━━━━━ Data for this task

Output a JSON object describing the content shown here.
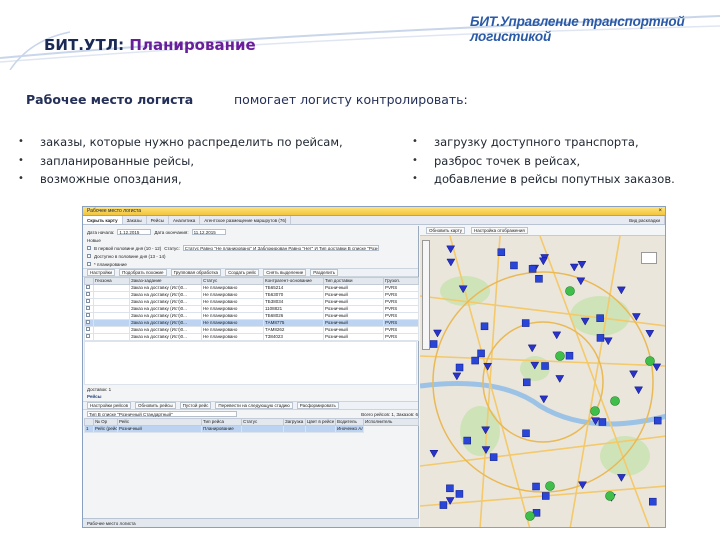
{
  "brand": "БИТ.Управление транспортной логистикой",
  "slide": {
    "title_prefix": "БИТ.УТЛ:",
    "title_accent": "Планирование",
    "lead_left": "Рабочее место логиста",
    "lead_right": "помогает логисту контролировать:",
    "bullets_left": [
      "заказы, которые нужно распределить по рейсам,",
      "запланированные рейсы,",
      "возможные опоздания,"
    ],
    "bullets_right": [
      "загрузку доступного транспорта,",
      "разброс точек в рейсах,",
      "добавление в рейсы попутных заказов."
    ]
  },
  "app": {
    "window_title": "Рабочее место логиста",
    "tabs": [
      "Скрыть карту",
      "Заказы",
      "Рейсы",
      "Аналитика",
      "Агентское размещение маршрутов (76)"
    ],
    "top_right": "Вид раскладки",
    "filters": {
      "date_label": "Дата начала:",
      "date_value": "1.12.2015",
      "end_label": "Дата окончания:",
      "end_value": "11.12.2015",
      "status_label": "Статус:",
      "status_value": "Статус Равно \"Не планировано\" И Заблокирован Равно \"Нет\" И Тип доставки В списке \"Розничный С...",
      "row1_label": "Новые",
      "row2_label": "В первой половине дня (10 - 12)",
      "row3_label": "Доступно в половине дня (13 - 14)",
      "row4_label": "* планирование"
    },
    "orders_toolbar": [
      "Настройки",
      "Подобрать похожие",
      "Групповая обработка",
      "Создать рейс",
      "Снять выделение",
      "Разделить"
    ],
    "orders_columns": [
      "",
      "Геозона",
      "Заказ-задание",
      "Статус",
      "Контрагент-основание",
      "Тип доставки",
      "Грузоп."
    ],
    "orders_rows": [
      [
        "Заказ на доставку (Ист)0...",
        "Не планировано",
        "ТБ65214",
        "Розничный",
        "PVRS"
      ],
      [
        "Заказ на доставку (Ист)0...",
        "Не планировано",
        "ТБ63070",
        "Розничный",
        "PVRS"
      ],
      [
        "Заказ на доставку (Ист)0...",
        "Не планировано",
        "ТБ38034",
        "Розничный",
        "PVRS"
      ],
      [
        "Заказ на доставку (Ист)0...",
        "Не планировано",
        "1108821",
        "Розничный",
        "PVRS"
      ],
      [
        "Заказ на доставку (Ист)0...",
        "Не планировано",
        "ТБ68026",
        "Розничный",
        "PVRS"
      ],
      [
        "Заказ на доставку (Ист)0...",
        "Не планировано",
        "ТАМ8775",
        "Розничный",
        "PVRS"
      ],
      [
        "Заказ на доставку (Ист)0...",
        "Не планировано",
        "ТАМ8262",
        "Розничный",
        "PVRS"
      ],
      [
        "Заказ на доставку (Ист)0...",
        "Не планировано",
        "ТЗ84023",
        "Розничный",
        "PVRS"
      ]
    ],
    "selected_row": 5,
    "delivery_label": "Доставок: 1",
    "trips_section": "Рейсы",
    "trips_toolbar": [
      "Настройки рейсов",
      "Обновить рейсы",
      "Пустой рейс",
      "Перевести на следующую стадию",
      "Расформировать"
    ],
    "trips_filter": "Тип В списке \"Розничный Стандартный\"",
    "trips_right": "Всего рейсов: 1, Заказов: 6",
    "trips_columns": [
      "",
      "№ Ор",
      "Рейс",
      "Тип рейса",
      "Статус",
      "Загрузка",
      "Цвет в рейсе",
      "Водитель",
      "Исполнитель"
    ],
    "trips_row": [
      "1",
      "Рейс (рейс) 300071444 от ...",
      "Розничный",
      "Планирование",
      "",
      "",
      "",
      "Иноченко Александр"
    ],
    "status_bar": "Рабочее место логиста",
    "map_toolbar": [
      "Обновить карту",
      "Настройка отображения"
    ]
  }
}
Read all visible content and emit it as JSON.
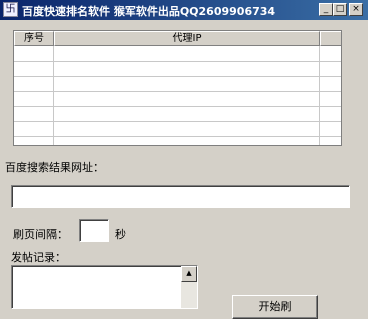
{
  "window": {
    "title": "百度快速排名软件 猴军软件出品QQ2609906734",
    "minimize_glyph": "_",
    "maximize_glyph": "□",
    "close_glyph": "×",
    "icon": "app-icon"
  },
  "proxy_table": {
    "columns": [
      "序号",
      "代理IP",
      ""
    ],
    "rows": []
  },
  "url_field": {
    "label": "百度搜索结果网址：",
    "value": ""
  },
  "interval": {
    "label": "刷页间隔：",
    "value": "",
    "unit": "秒"
  },
  "post_log": {
    "label": "发帖记录：",
    "value": ""
  },
  "start_button": {
    "label": "开始刷"
  }
}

━━━━━━━━━━

Problem to solve —
From the listing above, return each line with the word "content".

Response for this exercise —
Output a JSON object describing the content shown here.
Read all visible content and emit it as JSON.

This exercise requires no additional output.